## WORK TASK
In the article on the Continua guidelines below, condense the paragraph beginning "ZigBee networking functionality" into a short bulleted list that keeps its main facts.

## PASSAGE
***
Updated Continua guidelines call for enhanced device communication, security

Continua Health Alliance, continuing its work to make wireless and mobile devices interoperable, recently released its latest technical guidelines for patient sensors and data transmission security.

"Manufacturers should be using these standards as they create or develop new products. These are things you, the consumer, should be asking vendors to provide" in their next iteration, app or device, Continua executive director Chuck Parker tells FierceMobileHealthcare.

The new 2011 Design Guidelines include:

Bluetooth low-energy temperatures sensor device profile. This is the first of a series of Bluetooth low-energy standards that will come out in the months ahead, Parker says. This initial standard applies to Bluetooth-enabled thermometer/temperature sensors that patients can wear, and which transmit temperature data to another source. The new sensors essentially "wake up, transmit the data, then turn back off," Parker adds, so they use far less energy. The new battery can last up to a year, rather than the standard two weeks for most current Bluetooth batteries.

• ZigBee networking functionality for single sensor-local area network (Sensor-LAN) devices to communicate with multiple application hosting devices (AHDs) at the same time. This standard essentially allows a single wireless device, such as a scale or blood pressure cuff, to communicate with multiple "host" or reporting systems, Parker says. For example, a wireless weight scale in a hospital could be used to collect data on multiple patients and then transmit that data to multiple sources, such as physicians or monitoring services.

Security guidelines. The new guidelines include 1) improved user identification guidance on the Wide Area Network (WAN) interface, and 2) improved consent management and non-repudiation on the Health Record Network (HRN) interface. Together the two standards allow wireless medical devices to automatically identify the patients using them, and protect the data they collect during transmission.

The idea is to provide more of a machine-to-machine communication, with automatic verification of the user's identity and to prevent patients from entering or altering data as it's being transmitted, Parker says. It also gives physicians a higher comfort threshold that the data being transmitted is correct, and reliable.
***
## SUPPLIED DATA
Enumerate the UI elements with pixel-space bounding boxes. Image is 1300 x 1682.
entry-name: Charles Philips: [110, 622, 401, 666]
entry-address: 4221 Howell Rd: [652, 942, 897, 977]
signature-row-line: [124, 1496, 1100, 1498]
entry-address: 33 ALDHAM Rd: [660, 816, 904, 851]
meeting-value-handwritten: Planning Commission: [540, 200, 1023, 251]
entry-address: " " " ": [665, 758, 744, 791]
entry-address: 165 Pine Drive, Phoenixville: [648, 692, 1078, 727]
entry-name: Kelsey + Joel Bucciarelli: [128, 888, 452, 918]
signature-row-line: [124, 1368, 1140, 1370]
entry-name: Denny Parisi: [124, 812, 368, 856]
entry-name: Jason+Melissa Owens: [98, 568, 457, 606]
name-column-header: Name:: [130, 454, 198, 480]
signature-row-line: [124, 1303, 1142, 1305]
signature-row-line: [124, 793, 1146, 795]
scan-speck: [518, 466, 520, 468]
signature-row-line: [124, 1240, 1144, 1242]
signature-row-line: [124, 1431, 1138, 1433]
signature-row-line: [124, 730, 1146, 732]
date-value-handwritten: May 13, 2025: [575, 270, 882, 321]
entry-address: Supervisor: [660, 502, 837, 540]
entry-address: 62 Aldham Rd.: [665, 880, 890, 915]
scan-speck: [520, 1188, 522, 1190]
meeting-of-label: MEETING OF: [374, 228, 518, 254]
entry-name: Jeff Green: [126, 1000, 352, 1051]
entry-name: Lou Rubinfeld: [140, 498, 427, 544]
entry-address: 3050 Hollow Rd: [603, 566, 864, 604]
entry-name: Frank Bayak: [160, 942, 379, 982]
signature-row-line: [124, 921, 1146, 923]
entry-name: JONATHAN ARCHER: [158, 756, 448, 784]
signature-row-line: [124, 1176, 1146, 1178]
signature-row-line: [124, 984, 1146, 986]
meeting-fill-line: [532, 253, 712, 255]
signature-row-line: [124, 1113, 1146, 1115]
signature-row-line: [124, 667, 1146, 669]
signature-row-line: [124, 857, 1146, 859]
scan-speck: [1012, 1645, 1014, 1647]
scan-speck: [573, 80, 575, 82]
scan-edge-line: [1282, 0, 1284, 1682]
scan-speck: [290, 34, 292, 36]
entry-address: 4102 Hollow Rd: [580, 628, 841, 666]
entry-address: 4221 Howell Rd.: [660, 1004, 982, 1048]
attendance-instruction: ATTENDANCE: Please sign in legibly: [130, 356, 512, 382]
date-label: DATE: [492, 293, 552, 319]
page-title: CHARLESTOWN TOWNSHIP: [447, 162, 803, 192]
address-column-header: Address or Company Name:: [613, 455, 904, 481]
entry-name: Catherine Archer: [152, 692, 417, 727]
***
## WRITTEN SOLUTION
- ZigBee networking lets a single sensor-local area network (Sensor-LAN) device communicate with multiple application hosting devices (AHDs) at the same time.
- According to Parker, one wireless device, such as a scale or blood pressure cuff, can report to multiple "host" or reporting systems.
- For example, a wireless weight scale in a hospital could collect data on multiple patients and send it to multiple recipients, such as physicians or monitoring services.